# Exercise directions
Print the entries that appear below, exactly as written and without their pictures.

# Given data

----

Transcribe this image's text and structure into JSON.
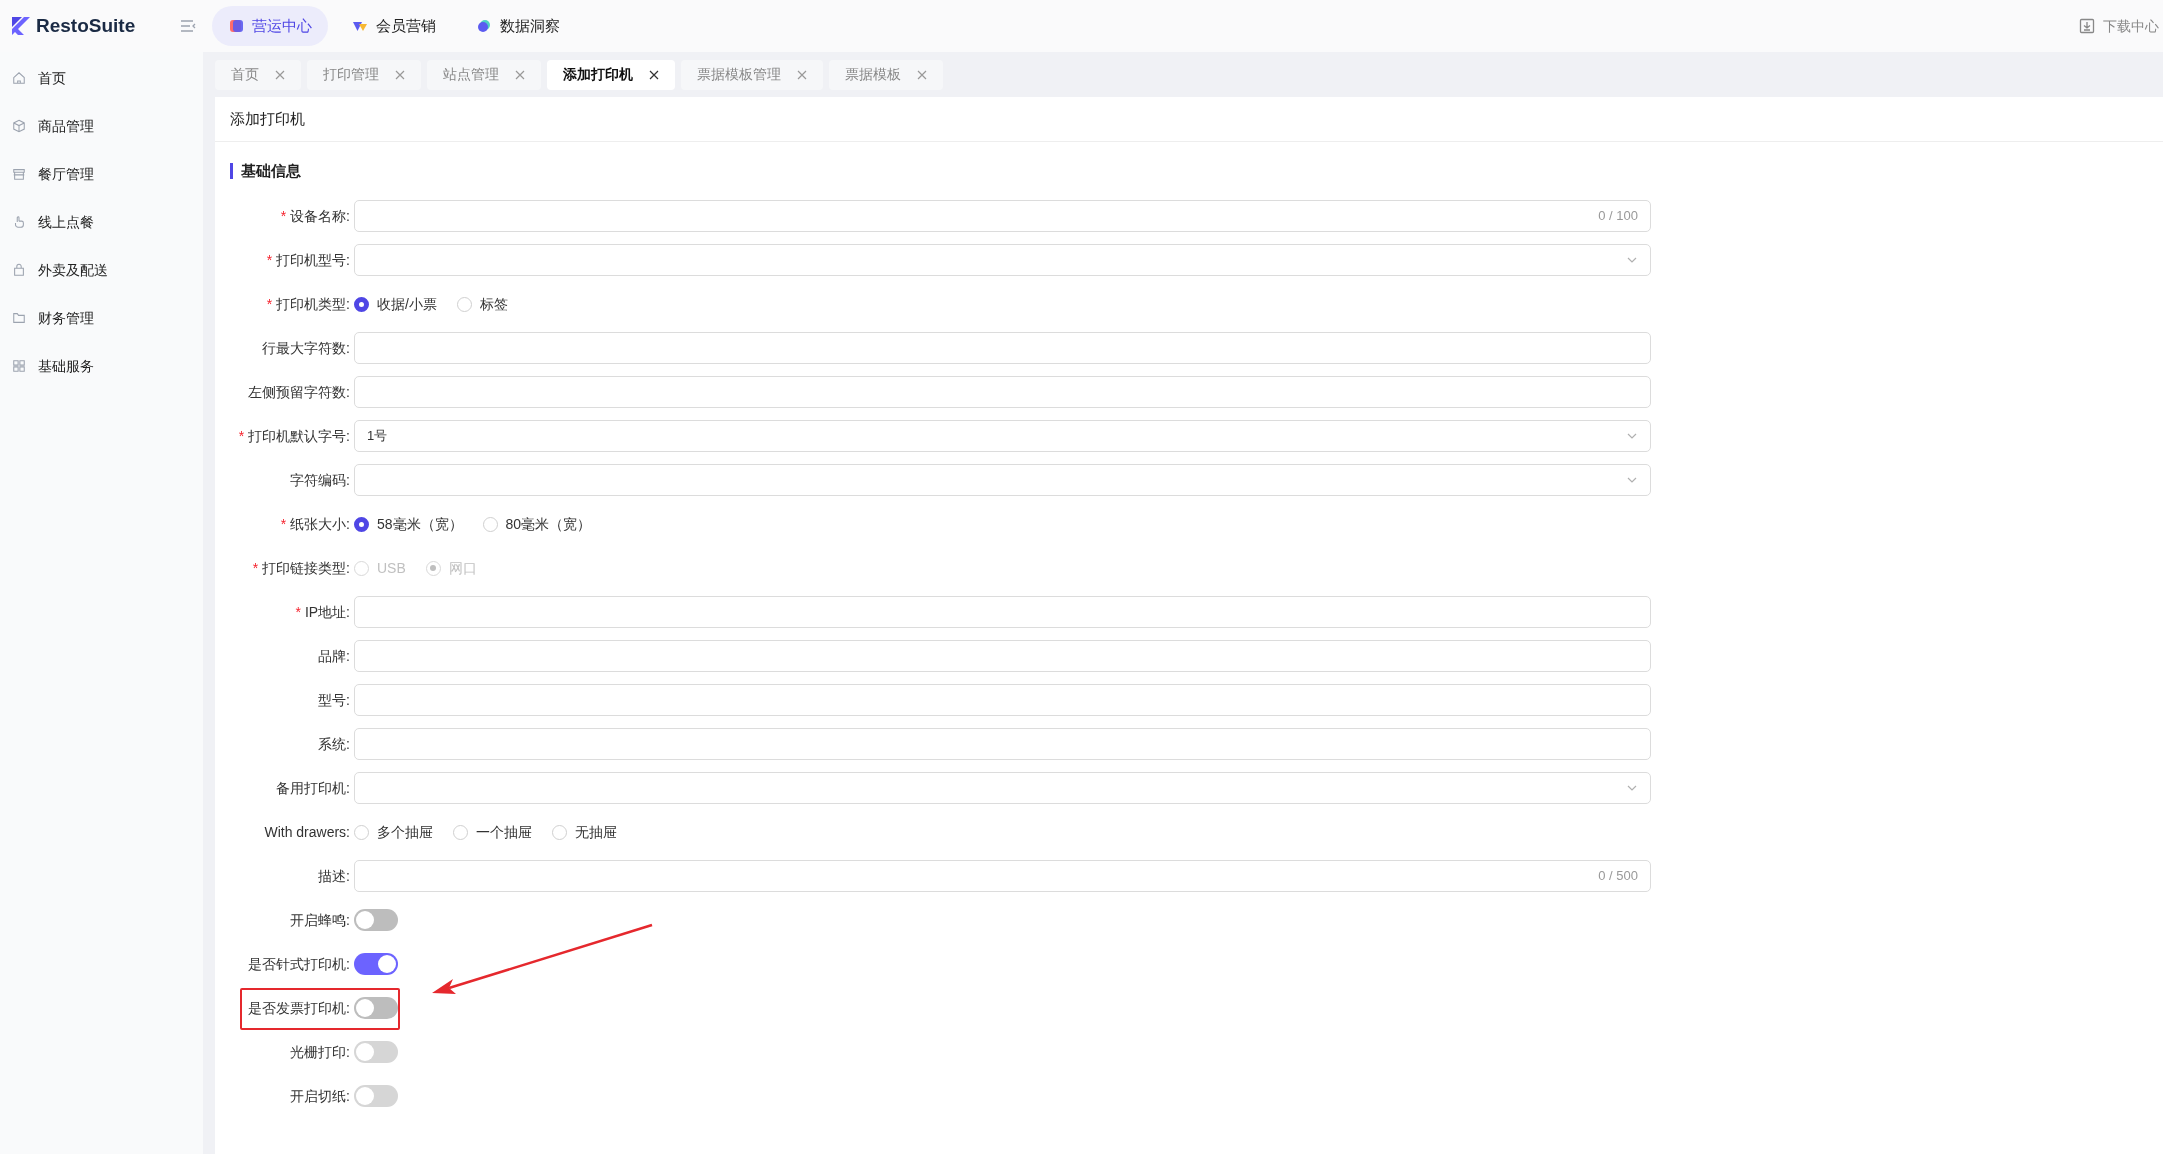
{
  "app": {
    "logo": "RestoSuite",
    "download": "下载中心"
  },
  "nav": [
    {
      "label": "营运中心",
      "selected": true
    },
    {
      "label": "会员营销",
      "selected": false
    },
    {
      "label": "数据洞察",
      "selected": false
    }
  ],
  "sidebar": {
    "items": [
      {
        "label": "首页"
      },
      {
        "label": "商品管理"
      },
      {
        "label": "餐厅管理"
      },
      {
        "label": "线上点餐"
      },
      {
        "label": "外卖及配送"
      },
      {
        "label": "财务管理"
      },
      {
        "label": "基础服务"
      }
    ]
  },
  "tabs": [
    {
      "label": "首页",
      "selected": false
    },
    {
      "label": "打印管理",
      "selected": false
    },
    {
      "label": "站点管理",
      "selected": false
    },
    {
      "label": "添加打印机",
      "selected": true
    },
    {
      "label": "票据模板管理",
      "selected": false
    },
    {
      "label": "票据模板",
      "selected": false
    }
  ],
  "page": {
    "title": "添加打印机",
    "section": "基础信息"
  },
  "form": [
    {
      "kind": "text",
      "label": "设备名称:",
      "required_mark": "*",
      "counter": "0 / 100"
    },
    {
      "kind": "select",
      "label": "打印机型号:",
      "required_mark": "*"
    },
    {
      "kind": "radio",
      "label": "打印机类型:",
      "required_mark": "*",
      "disabled": false,
      "options": [
        {
          "label": "收据/小票",
          "selected": true
        },
        {
          "label": "标签",
          "selected": false
        }
      ]
    },
    {
      "kind": "text",
      "label": "行最大字符数:"
    },
    {
      "kind": "text",
      "label": "左侧预留字符数:"
    },
    {
      "kind": "select",
      "label": "打印机默认字号:",
      "required_mark": "*",
      "value": "1号"
    },
    {
      "kind": "select",
      "label": "字符编码:"
    },
    {
      "kind": "radio",
      "label": "纸张大小:",
      "required_mark": "*",
      "disabled": false,
      "options": [
        {
          "label": "58毫米（宽）",
          "selected": true
        },
        {
          "label": "80毫米（宽）",
          "selected": false
        }
      ]
    },
    {
      "kind": "radio",
      "label": "打印链接类型:",
      "required_mark": "*",
      "disabled": true,
      "options": [
        {
          "label": "USB",
          "selected": false
        },
        {
          "label": "网口",
          "selected": true
        }
      ]
    },
    {
      "kind": "text",
      "label": "IP地址:",
      "required_mark": "*"
    },
    {
      "kind": "text",
      "label": "品牌:"
    },
    {
      "kind": "text",
      "label": "型号:"
    },
    {
      "kind": "text",
      "label": "系统:"
    },
    {
      "kind": "select",
      "label": "备用打印机:"
    },
    {
      "kind": "radio",
      "label": "With drawers:",
      "disabled": false,
      "options": [
        {
          "label": "多个抽屉",
          "selected": false
        },
        {
          "label": "一个抽屉",
          "selected": false
        },
        {
          "label": "无抽屉",
          "selected": false
        }
      ]
    },
    {
      "kind": "text",
      "label": "描述:",
      "counter": "0 / 500"
    },
    {
      "kind": "switch",
      "label": "开启蜂鸣:",
      "on": false,
      "disabled": false,
      "highlighted": false
    },
    {
      "kind": "switch",
      "label": "是否针式打印机:",
      "on": true,
      "disabled": false,
      "highlighted": false
    },
    {
      "kind": "switch",
      "label": "是否发票打印机:",
      "on": false,
      "disabled": false,
      "highlighted": true
    },
    {
      "kind": "switch",
      "label": "光栅打印:",
      "on": false,
      "disabled": true,
      "highlighted": false
    },
    {
      "kind": "switch",
      "label": "开启切纸:",
      "on": false,
      "disabled": true,
      "highlighted": false
    }
  ]
}
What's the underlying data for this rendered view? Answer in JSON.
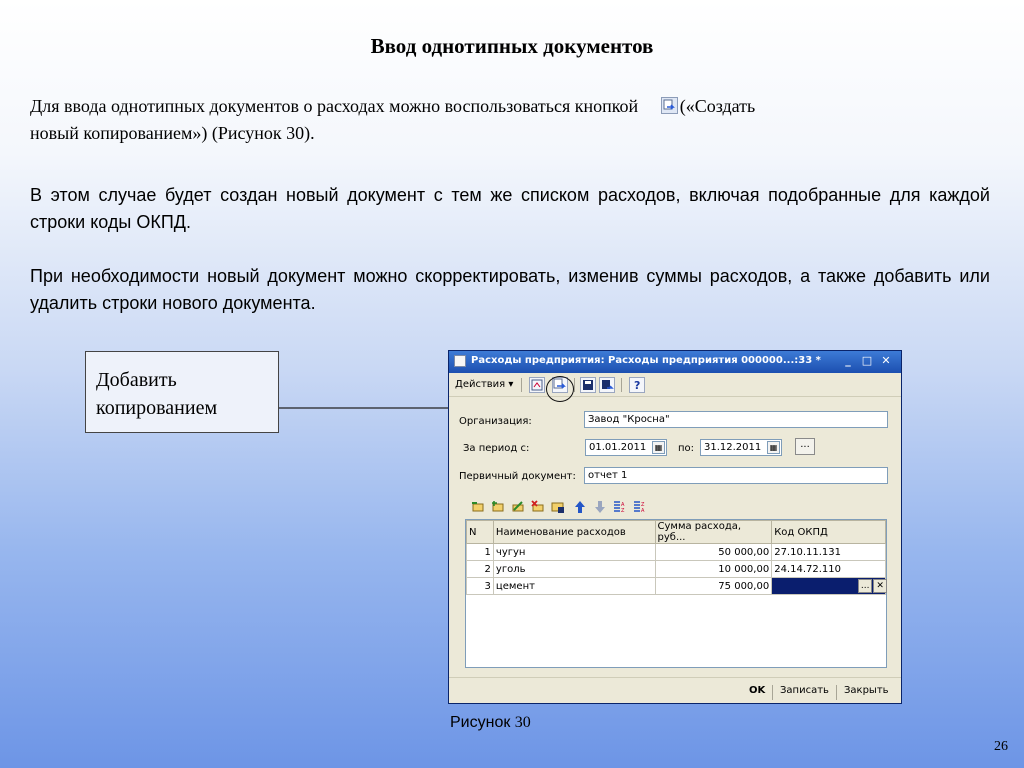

----

# Exercise answer
Transcribe this image's text and structure into JSON.
{
  "app": {
    "logo": "RestoSuite",
    "download": "下载中心"
  },
  "nav": [
    {
      "label": "营运中心",
      "selected": true
    },
    {
      "label": "会员营销",
      "selected": false
    },
    {
      "label": "数据洞察",
      "selected": false
    }
  ],
  "sidebar": {
    "items": [
      {
        "label": "首页"
      },
      {
        "label": "商品管理"
      },
      {
        "label": "餐厅管理"
      },
      {
        "label": "线上点餐"
      },
      {
        "label": "外卖及配送"
      },
      {
        "label": "财务管理"
      },
      {
        "label": "基础服务"
      }
    ]
  },
  "tabs": [
    {
      "label": "首页",
      "selected": false
    },
    {
      "label": "打印管理",
      "selected": false
    },
    {
      "label": "站点管理",
      "selected": false
    },
    {
      "label": "添加打印机",
      "selected": true
    },
    {
      "label": "票据模板管理",
      "selected": false
    },
    {
      "label": "票据模板",
      "selected": false
    }
  ],
  "page": {
    "title": "添加打印机",
    "section": "基础信息"
  },
  "form": [
    {
      "kind": "text",
      "label": "设备名称:",
      "required_mark": "*",
      "counter": "0 / 100"
    },
    {
      "kind": "select",
      "label": "打印机型号:",
      "required_mark": "*"
    },
    {
      "kind": "radio",
      "label": "打印机类型:",
      "required_mark": "*",
      "disabled": false,
      "options": [
        {
          "label": "收据/小票",
          "selected": true
        },
        {
          "label": "标签",
          "selected": false
        }
      ]
    },
    {
      "kind": "text",
      "label": "行最大字符数:"
    },
    {
      "kind": "text",
      "label": "左侧预留字符数:"
    },
    {
      "kind": "select",
      "label": "打印机默认字号:",
      "required_mark": "*",
      "value": "1号"
    },
    {
      "kind": "select",
      "label": "字符编码:"
    },
    {
      "kind": "radio",
      "label": "纸张大小:",
      "required_mark": "*",
      "disabled": false,
      "options": [
        {
          "label": "58毫米（宽）",
          "selected": true
        },
        {
          "label": "80毫米（宽）",
          "selected": false
        }
      ]
    },
    {
      "kind": "radio",
      "label": "打印链接类型:",
      "required_mark": "*",
      "disabled": true,
      "options": [
        {
          "label": "USB",
          "selected": false
        },
        {
          "label": "网口",
          "selected": true
        }
      ]
    },
    {
      "kind": "text",
      "label": "IP地址:",
      "required_mark": "*"
    },
    {
      "kind": "text",
      "label": "品牌:"
    },
    {
      "kind": "text",
      "label": "型号:"
    },
    {
      "kind": "text",
      "label": "系统:"
    },
    {
      "kind": "select",
      "label": "备用打印机:"
    },
    {
      "kind": "radio",
      "label": "With drawers:",
      "disabled": false,
      "options": [
        {
          "label": "多个抽屉",
          "selected": false
        },
        {
          "label": "一个抽屉",
          "selected": false
        },
        {
          "label": "无抽屉",
          "selected": false
        }
      ]
    },
    {
      "kind": "text",
      "label": "描述:",
      "counter": "0 / 500"
    },
    {
      "kind": "switch",
      "label": "开启蜂鸣:",
      "on": false,
      "disabled": false,
      "highlighted": false
    },
    {
      "kind": "switch",
      "label": "是否针式打印机:",
      "on": true,
      "disabled": false,
      "highlighted": false
    },
    {
      "kind": "switch",
      "label": "是否发票打印机:",
      "on": false,
      "disabled": false,
      "highlighted": true
    },
    {
      "kind": "switch",
      "label": "光栅打印:",
      "on": false,
      "disabled": true,
      "highlighted": false
    },
    {
      "kind": "switch",
      "label": "开启切纸:",
      "on": false,
      "disabled": true,
      "highlighted": false
    }
  ]
}
What's the underlying data for this rendered view? Answer in JSON.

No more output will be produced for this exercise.